TEXT SEGMENT:
# look what i made with knifty knitter



## melonypersians (Jan 3, 2008)

here is the link for some pics of my dog niko modeling some clothes i made for him and makayla. it also shows some sweaters i made with the knifty knitter. some are for him and some are for makayla. the tiny ones are makaylas because she is so tiny. i am not by any means very good at any of this so please be kind. lol. http://s109.photobucket.com/albums/n41/Melonysangel/


----------



## Maleighchi (Jan 6, 2008)

I think they look great..congrats! I tried to make a sweater for our soon to be addition and I had to crochet it. I'm dying to go to town to buy and try the knifty knitter!


----------



## honeebee (Nov 19, 2007)

they look good to me. did you sew the other outfits? poor little thing was wore out after all that modeling. hehe. are those your boys? they are so cute.


----------



## Guest (Jan 12, 2008)

awwww theyre great!!! 
I cant wait to get a knifty knitter ,yself


----------



## melonypersians (Jan 3, 2008)

yeah i sewn the other outfits. the 2 boys in the picture are mine the oldest is 19 months and his name is bailyn and my youngest is 12 weeks old and his name is kylen. i am not very good at the sewing yet but i am still working on it. and poor little niko was so discusted with me by the time i was done. lol.


----------



## Alisha (Mar 11, 2005)

Very cute Good Job


----------



## melonypersians (Jan 3, 2008)

thank you. i think eevryone should get one. i evn mad a sweater for my 95 lb pitbull mastiff mix pheonix with the large yellow loom. it was easy but took about 6 hours to do. lol.


----------



## LuvMyPrecious (May 23, 2006)

You did a really good job on those. Very cute.


----------



## melonypersians (Jan 3, 2008)

thank you.


----------



## Prosephone (Oct 2, 2005)

Oooh very nice! here are the ones I made last year!


----------



## melonypersians (Jan 3, 2008)

i know i love the first one. i havent figured out to do the hood quite yet. but i am working on it. i am going to try and make a hat for him next.


----------



## ChihuahuaMommie (Jan 3, 2008)

I have never heard of a knifty knitter, but they what ever it is it looks like it does a great job...  I make little sweaters and harnesses with my sewing machine, maybe I will have to try the knifty knitter.  Great job!

YOUR INSTRUCTIONS: Carry on the forum thread about dog sweaters made with a Knifty Knitter from the point where it stops.

LISTED RECORDS:
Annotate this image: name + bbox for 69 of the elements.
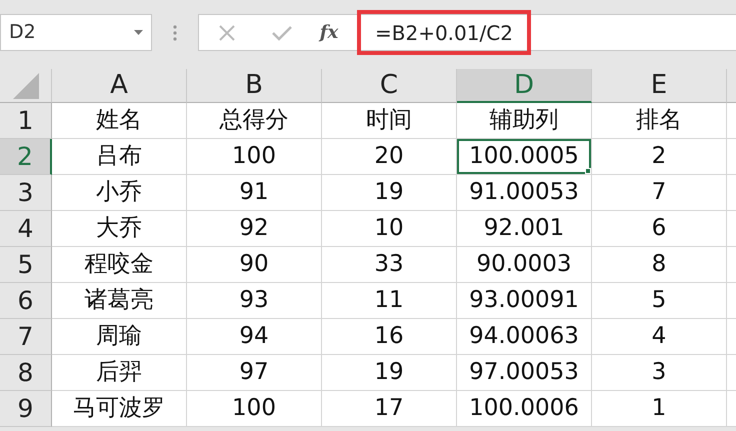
table-cell: 马可波罗: [52, 391, 187, 427]
table-cell: 90.0003: [457, 247, 592, 283]
table-cell: 94.00063: [457, 319, 592, 355]
table-cell: 93: [187, 283, 322, 319]
row-header[interactable]: 5: [0, 247, 52, 283]
checkmark-icon[interactable]: [272, 24, 292, 40]
table-cell: 92.001: [457, 211, 592, 247]
table-cell: 94: [187, 319, 322, 355]
table-cell: 97.00053: [457, 355, 592, 391]
table-cell: 1: [592, 391, 727, 427]
table-cell: 诸葛亮: [52, 283, 187, 319]
row-header[interactable]: 2: [0, 139, 52, 175]
drag-handle-icon[interactable]: [173, 24, 177, 40]
table-cell: 100.0006: [457, 391, 592, 427]
table-cell: 总得分: [187, 103, 322, 139]
formula-field[interactable]: =B2+0.01/C2: [357, 10, 531, 55]
table-cell: 16: [322, 319, 457, 355]
dropdown-caret-icon[interactable]: [134, 30, 143, 35]
column-header[interactable]: B: [187, 69, 322, 103]
row-header[interactable]: 4: [0, 211, 52, 247]
column-header[interactable]: D: [457, 69, 592, 103]
row-header[interactable]: 8: [0, 355, 52, 391]
table-cell: 后羿: [52, 355, 187, 391]
table-cell: 程咬金: [52, 247, 187, 283]
table-cell: 时间: [322, 103, 457, 139]
table-cell: 周瑜: [52, 319, 187, 355]
selected-cell[interactable]: 100.0005: [457, 139, 592, 175]
table-cell: 97: [187, 355, 322, 391]
table-cell: 大乔: [52, 211, 187, 247]
fill-handle[interactable]: [585, 168, 591, 174]
column-header[interactable]: E: [592, 69, 727, 103]
table-cell: 4: [592, 319, 727, 355]
close-icon[interactable]: [218, 24, 236, 42]
table-cell: 5: [592, 283, 727, 319]
table-cell: 91: [187, 175, 322, 211]
table-cell: 92: [187, 211, 322, 247]
table-cell: 19: [322, 355, 457, 391]
table-cell: 11: [322, 283, 457, 319]
table-cell: 90: [187, 247, 322, 283]
name-box[interactable]: D2: [0, 14, 152, 51]
table-cell: 10: [322, 211, 457, 247]
insert-function-button[interactable]: fx: [309, 19, 349, 46]
table-cell: 100: [187, 391, 322, 427]
row-header[interactable]: 6: [0, 283, 52, 319]
row-header[interactable]: 9: [0, 391, 52, 427]
row-header[interactable]: 1: [0, 103, 52, 139]
column-header[interactable]: [727, 69, 736, 103]
table-cell: 辅助列: [457, 103, 592, 139]
table-cell: 姓名: [52, 103, 187, 139]
table-cell: 93.00091: [457, 283, 592, 319]
column-header[interactable]: A: [52, 69, 187, 103]
table-cell: 小乔: [52, 175, 187, 211]
table-cell: 33: [322, 247, 457, 283]
column-header[interactable]: C: [322, 69, 457, 103]
table-cell: 100: [187, 139, 322, 175]
row-header[interactable]: 7: [0, 319, 52, 355]
table-cell: 19: [322, 175, 457, 211]
table-cell: 6: [592, 211, 727, 247]
table-cell: 吕布: [52, 139, 187, 175]
table-cell: 91.00053: [457, 175, 592, 211]
select-all-icon[interactable]: [12, 72, 38, 98]
table-cell: 7: [592, 175, 727, 211]
table-cell: 17: [322, 391, 457, 427]
table-cell: 8: [592, 247, 727, 283]
table-cell: 排名: [592, 103, 727, 139]
row-header[interactable]: 3: [0, 175, 52, 211]
table-cell: 20: [322, 139, 457, 175]
table-cell: 2: [592, 139, 727, 175]
table-cell: 3: [592, 355, 727, 391]
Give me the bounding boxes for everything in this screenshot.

RESULT OF THIS EXERCISE:
----------



## ChihuahuaMommie (Jan 3, 2008)

I just looked on line and it shows so many different sets...just curious, which one did you use to make your cute little sweaters?
Thank you


----------



## Guest (Jan 20, 2008)

Prosephone said:


> Oooh very nice! here are the ones I made last year!



wow, those are amazing!"!!!!!


----------



## Prosephone (Oct 2, 2005)

I just used the blue circle loom for my sweaters.


----------



## Guest (Jan 20, 2008)

I am soooo getting one of these looms sometime soon lol


----------



## melonypersians (Jan 3, 2008)

_chihuahuamommie_ the knifty knitter that i got was at walmart it comes in the set. they are so easy. i cannt knit or crochet or anything and i could do this. it is great.


----------



## kellie (Jan 22, 2008)

Great Job they are very good!!


----------



## melonypersians (Jan 3, 2008)

awww thank you


----------



## SCRAPPY (Sep 4, 2005)

nice job!


----------



## melonypersians (Jan 3, 2008)

thanks still learning though. i am trying to make clothes to fit makayla now. not an easy task i might add. she is so tiny. the sweaters i made with my knifty knitter do fit her though. i used the small orange flower loom.


----------



## sassy's mom (Jan 20, 2008)

OMG! those sweaters are so cute your babys look so adorable =)


----------



## sassy's mom (Jan 20, 2008)

*Adorable!!*

yOUR BABY'S LOOK SO CUTE IN THOSE SWEATERS!! :angel13:


----------



## melonypersians (Jan 3, 2008)

omg sassysmom your little chocolate chi is gorgous.


----------



## vviccles1 (Feb 13, 2007)

Very colorful and creative.Please dont be hard on yourself.I wish I had your talent,


----------



## melonypersians (Jan 3, 2008)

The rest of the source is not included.